_SHORT PROBLEM_: Copy all the data exactly, except the pictures.

----

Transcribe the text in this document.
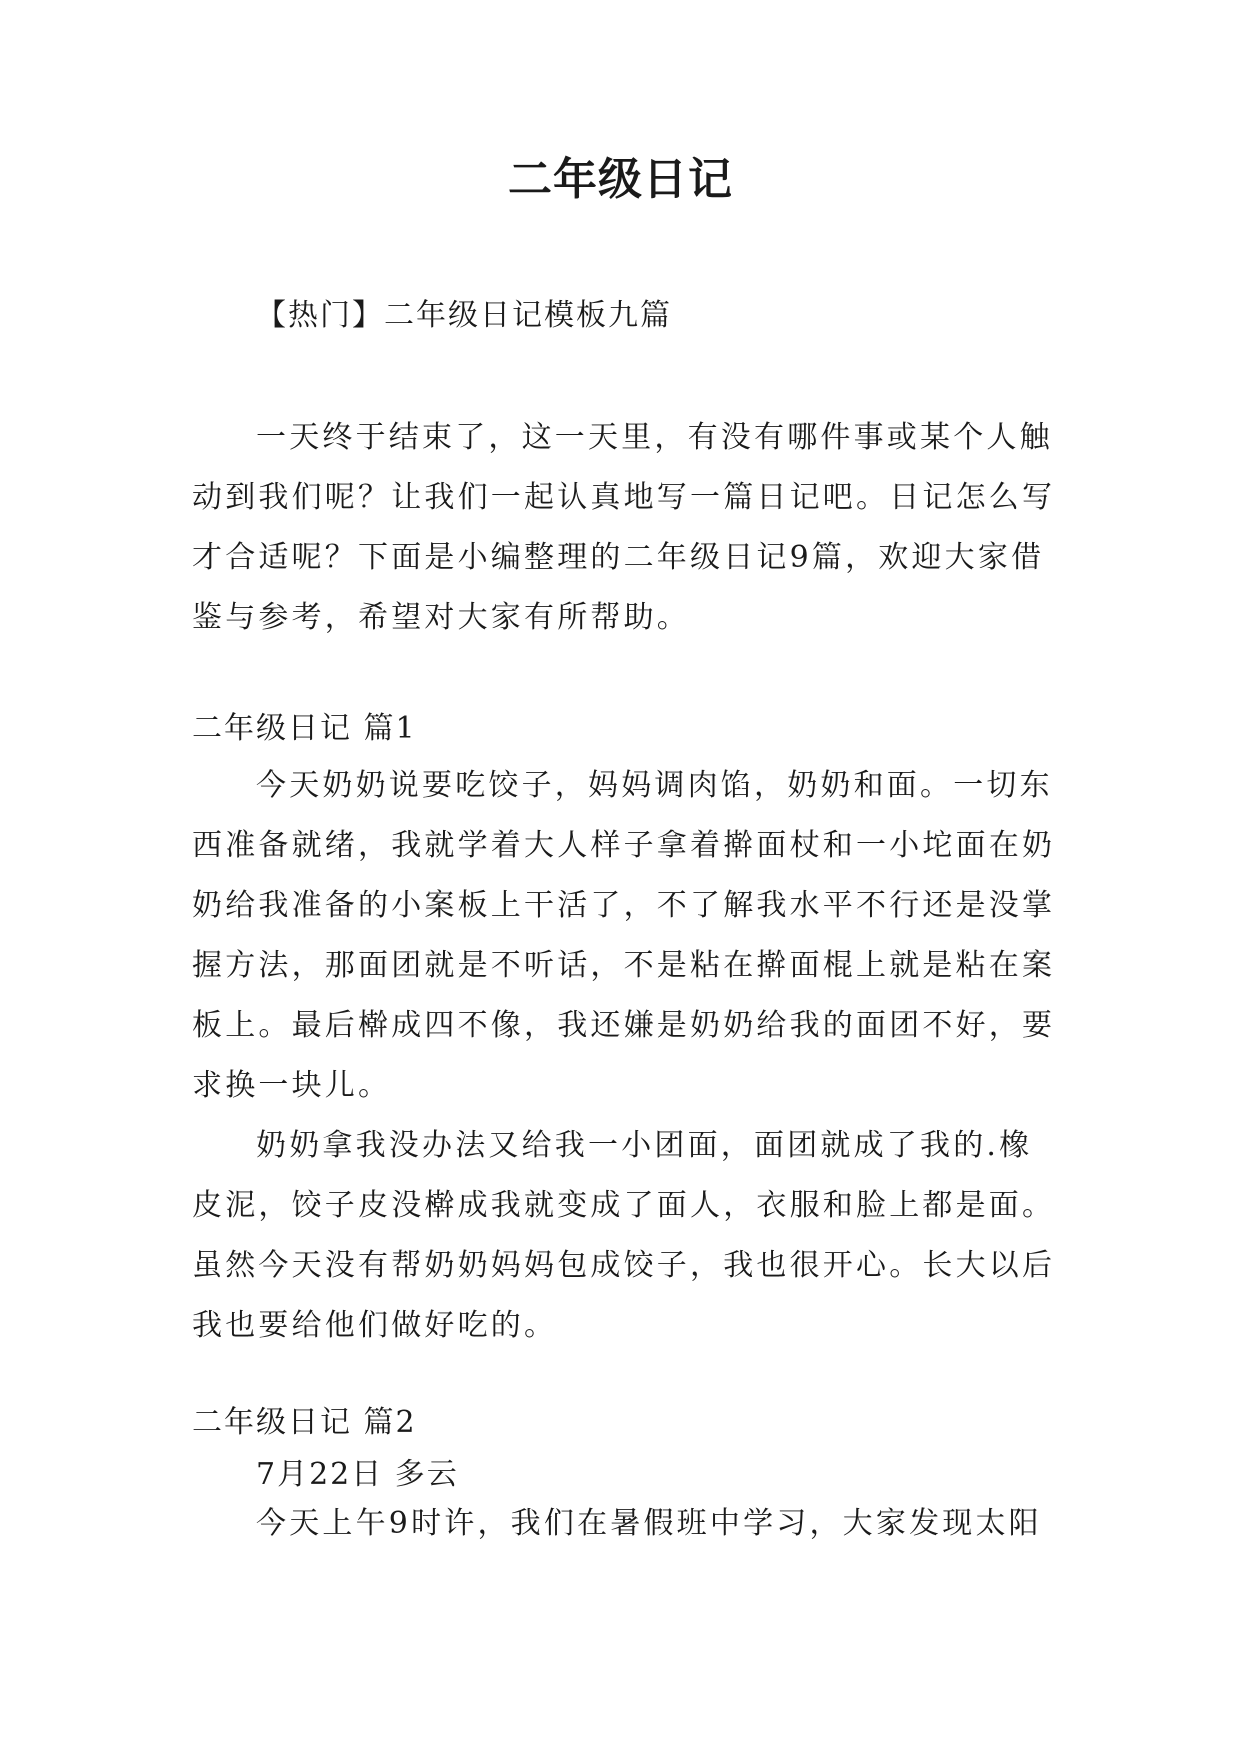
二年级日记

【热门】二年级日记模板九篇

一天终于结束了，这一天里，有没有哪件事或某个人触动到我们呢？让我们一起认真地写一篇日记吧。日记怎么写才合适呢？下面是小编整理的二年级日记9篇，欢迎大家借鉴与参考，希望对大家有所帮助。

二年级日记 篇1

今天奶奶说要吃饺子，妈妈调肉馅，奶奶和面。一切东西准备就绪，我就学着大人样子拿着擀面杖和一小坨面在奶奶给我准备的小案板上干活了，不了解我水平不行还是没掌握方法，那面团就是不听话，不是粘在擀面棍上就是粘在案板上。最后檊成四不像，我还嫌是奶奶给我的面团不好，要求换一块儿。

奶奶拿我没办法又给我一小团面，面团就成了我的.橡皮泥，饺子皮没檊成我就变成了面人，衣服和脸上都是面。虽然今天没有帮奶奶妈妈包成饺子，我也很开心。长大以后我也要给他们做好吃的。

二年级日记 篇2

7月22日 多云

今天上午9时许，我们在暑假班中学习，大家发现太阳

----

_ANSWER TO THIS TASK_:
Transcribe the text in this document.
二年级日记

【热门】二年级日记模板九篇

一天终于结束了，这一天里，有没有哪件事或某个人触动到我们呢？让我们一起认真地写一篇日记吧。日记怎么写才合适呢？下面是小编整理的二年级日记9篇，欢迎大家借鉴与参考，希望对大家有所帮助。

二年级日记 篇1

今天奶奶说要吃饺子，妈妈调肉馅，奶奶和面。一切东西准备就绪，我就学着大人样子拿着擀面杖和一小坨面在奶奶给我准备的小案板上干活了，不了解我水平不行还是没掌握方法，那面团就是不听话，不是粘在擀面棍上就是粘在案板上。最后檊成四不像，我还嫌是奶奶给我的面团不好，要求换一块儿。

奶奶拿我没办法又给我一小团面，面团就成了我的.橡皮泥，饺子皮没檊成我就变成了面人，衣服和脸上都是面。虽然今天没有帮奶奶妈妈包成饺子，我也很开心。长大以后我也要给他们做好吃的。

二年级日记 篇2

7月22日 多云

今天上午9时许，我们在暑假班中学习，大家发现太阳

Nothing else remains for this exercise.